> Brief
Pick every line with "massage" from the material below.

***** Records for the exercise

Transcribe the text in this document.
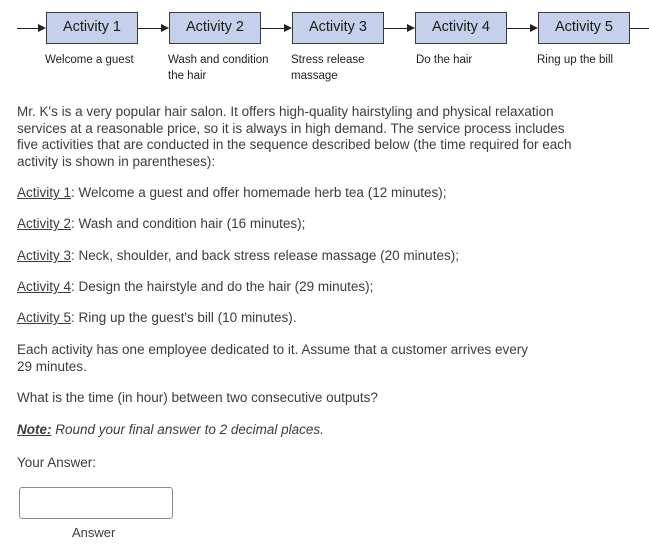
Activity 1	Activity 2	Activity 3	Activity 4	Activity 5
Welcome a guest	Wash and condition the hair
Stress release massage
Do the hair	Ring up the bill
Mr. K's is a very popular hair salon. It offers high-quality hairstyling and physical relaxation services at a reasonable price, so it is always in high demand. The service process includes five activities that are conducted in the sequence described below (the time required for each activity is shown in parentheses):
Activity 1: Welcome a guest and offer homemade herb tea (12 minutes);
Activity 2: Wash and condition hair (16 minutes);
Activity 3: Neck, shoulder, and back stress release massage (20 minutes);
Activity 4: Design the hairstyle and do the hair (29 minutes);
Activity 5: Ring up the guest's bill (10 minutes).
Each activity has one employee dedicated to it. Assume that a customer arrives every 29 minutes.
What is the time (in hour) between two consecutive outputs?
Note: Round your final answer to 2 decimal places.
Your Answer:
Answer
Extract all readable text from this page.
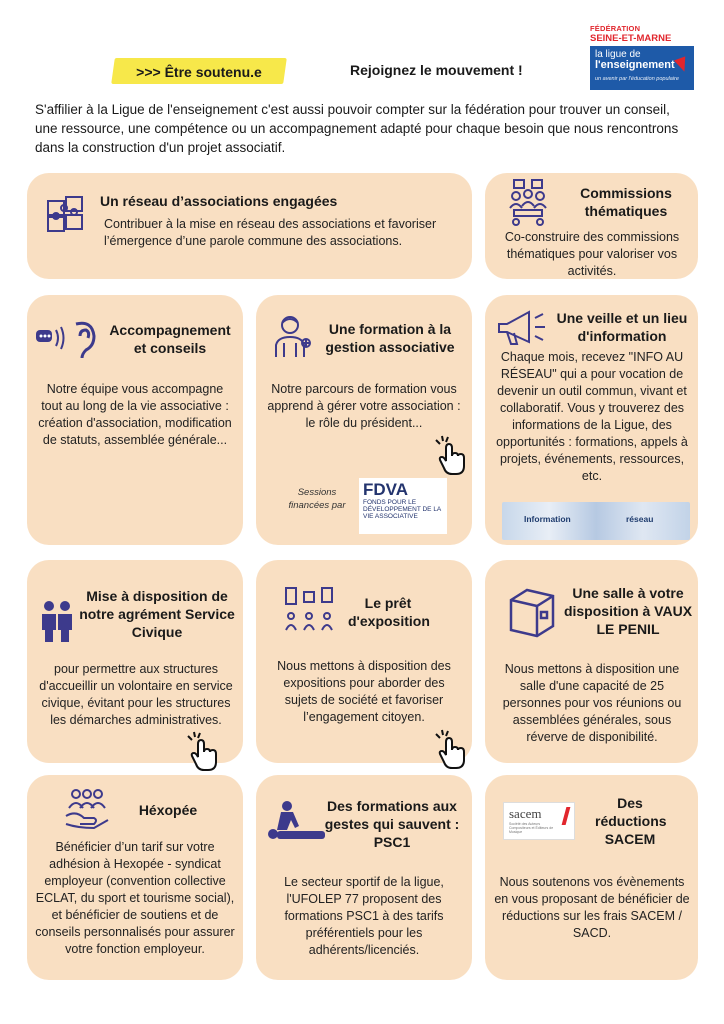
>>> Être soutenu.e	Rejoignez le mouvement !
FÉDÉRATION
SEINE-ET-MARNE
la ligue de
l'enseignement
un avenir par l'éducation populaire
S'affilier à la Ligue de l'enseignement c'est aussi pouvoir compter sur la fédération pour trouver un conseil, une ressource, une compétence ou un accompagnement adapté pour chaque besoin que nous rencontrons dans la construction d'un projet associatif.
Un réseau d’associations engagées
Contribuer à la mise en réseau des associations et favoriser l’émergence d’une parole commune des associations.
Commissions thématiques
Co-construire des commissions thématiques pour valoriser vos activités.
Accompagnement et conseils
Notre équipe vous accompagne tout au long de la vie associative : création d'association, modification de statuts, assemblée générale...
Une formation à la gestion associative
Notre parcours de formation vous apprend à gérer votre association : le rôle du président...
Sessions financées par
FDVA
FONDS POUR LE DÉVELOPPEMENT DE LA VIE ASSOCIATIVE
Une veille et un lieu d'information
Chaque mois, recevez "INFO AU RÉSEAU" qui a pour vocation de devenir un outil commun, vivant et collaboratif. Vous y trouverez des informations de la Ligue, des opportunités : formations, appels à projets, événements, ressources, etc.
Information	réseau
Mise à disposition de notre agrément Service Civique
pour permettre aux structures d'accueillir un volontaire en service civique, évitant pour les structures les démarches administratives.
Le prêt d'exposition
Nous mettons à disposition des expositions pour aborder des sujets de société et favoriser l’engagement citoyen.
Une salle à votre disposition à VAUX LE PENIL
Nous mettons à disposition une salle d'une capacité de 25 personnes pour vos réunions ou assemblées générales, sous réverve de disponibilité.
Héxopée
Bénéficier d’un tarif sur votre adhésion à Hexopée - syndicat employeur (convention collective ECLAT, du sport et tourisme social), et bénéficier de soutiens et de conseils personnalisés pour assurer votre fonction employeur.
Des formations aux gestes qui sauvent : PSC1
Le secteur sportif de la ligue, l'UFOLEP 77 proposent des formations PSC1 à des tarifs préférentiels pour les adhérents/licenciés.
sacem
Société des Auteurs Compositeurs et Éditeurs de Musique
Des réductions SACEM
Nous soutenons vos évènements en vous proposant de bénéficier de réductions sur les frais SACEM / SACD.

**********

> Task output
Stress release massage
Activity 3: Neck, shoulder, and back stress release massage (20 minutes);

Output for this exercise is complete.